#### Stated task
Go through the records underneath and write each one out again exactly.

-- START OF Provided entries --

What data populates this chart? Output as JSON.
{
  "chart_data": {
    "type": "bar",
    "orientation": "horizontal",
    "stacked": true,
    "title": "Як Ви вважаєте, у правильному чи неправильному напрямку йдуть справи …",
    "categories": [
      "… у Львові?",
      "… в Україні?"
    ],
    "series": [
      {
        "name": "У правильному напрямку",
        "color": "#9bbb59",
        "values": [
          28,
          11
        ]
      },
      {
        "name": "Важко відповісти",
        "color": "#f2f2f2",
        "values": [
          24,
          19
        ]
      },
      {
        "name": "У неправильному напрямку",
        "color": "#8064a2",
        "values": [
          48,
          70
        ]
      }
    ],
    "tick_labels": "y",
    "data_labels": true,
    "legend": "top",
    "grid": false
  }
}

-- END OF Provided entries --

#### Solution below
What data populates this chart? Output as JSON.
{
  "chart_data": {
    "type": "bar",
    "orientation": "horizontal",
    "stacked": true,
    "title": "Як Ви вважаєте, у правильному чи неправильному напрямку йдуть справи …",
    "categories": [
      "… у Львові?",
      "… в Україні?"
    ],
    "series": [
      {
        "name": "У правильному напрямку",
        "color": "#9bbb59",
        "values": [
          28,
          11
        ]
      },
      {
        "name": "Важко відповісти",
        "color": "#f2f2f2",
        "values": [
          24,
          19
        ]
      },
      {
        "name": "У неправильному напрямку",
        "color": "#8064a2",
        "values": [
          48,
          70
        ]
      }
    ],
    "tick_labels": "y",
    "data_labels": true,
    "legend": "top",
    "grid": false
  }
}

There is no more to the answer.